— start —
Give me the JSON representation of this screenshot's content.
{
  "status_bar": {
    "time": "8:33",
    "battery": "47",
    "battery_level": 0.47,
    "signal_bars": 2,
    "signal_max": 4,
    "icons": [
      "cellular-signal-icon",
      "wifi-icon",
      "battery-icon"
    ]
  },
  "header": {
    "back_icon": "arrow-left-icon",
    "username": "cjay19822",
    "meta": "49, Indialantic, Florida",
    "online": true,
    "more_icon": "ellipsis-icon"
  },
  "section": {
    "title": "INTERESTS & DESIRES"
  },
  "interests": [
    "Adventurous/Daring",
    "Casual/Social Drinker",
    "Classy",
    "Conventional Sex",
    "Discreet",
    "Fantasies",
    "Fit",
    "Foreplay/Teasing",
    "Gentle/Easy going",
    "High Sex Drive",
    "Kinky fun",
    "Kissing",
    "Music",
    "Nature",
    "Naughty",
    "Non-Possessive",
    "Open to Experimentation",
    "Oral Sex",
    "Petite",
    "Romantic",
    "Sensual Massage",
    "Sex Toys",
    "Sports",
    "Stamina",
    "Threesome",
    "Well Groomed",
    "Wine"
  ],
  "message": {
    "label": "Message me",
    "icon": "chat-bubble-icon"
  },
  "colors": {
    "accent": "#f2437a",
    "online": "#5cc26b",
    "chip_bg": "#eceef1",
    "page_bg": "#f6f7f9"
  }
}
— end —
GIVEN TASK>
Copy each record from above exactly, and include every line.

WRITTEN REPLY>
Give me the JSON representation of this screenshot's content.
{
  "status_bar": {
    "time": "8:33",
    "battery": "47",
    "battery_level": 0.47,
    "signal_bars": 2,
    "signal_max": 4,
    "icons": [
      "cellular-signal-icon",
      "wifi-icon",
      "battery-icon"
    ]
  },
  "header": {
    "back_icon": "arrow-left-icon",
    "username": "cjay19822",
    "meta": "49, Indialantic, Florida",
    "online": true,
    "more_icon": "ellipsis-icon"
  },
  "section": {
    "title": "INTERESTS & DESIRES"
  },
  "interests": [
    "Adventurous/Daring",
    "Casual/Social Drinker",
    "Classy",
    "Conventional Sex",
    "Discreet",
    "Fantasies",
    "Fit",
    "Foreplay/Teasing",
    "Gentle/Easy going",
    "High Sex Drive",
    "Kinky fun",
    "Kissing",
    "Music",
    "Nature",
    "Naughty",
    "Non-Possessive",
    "Open to Experimentation",
    "Oral Sex",
    "Petite",
    "Romantic",
    "Sensual Massage",
    "Sex Toys",
    "Sports",
    "Stamina",
    "Threesome",
    "Well Groomed",
    "Wine"
  ],
  "message": {
    "label": "Message me",
    "icon": "chat-bubble-icon"
  },
  "colors": {
    "accent": "#f2437a",
    "online": "#5cc26b",
    "chip_bg": "#eceef1",
    "page_bg": "#f6f7f9"
  }
}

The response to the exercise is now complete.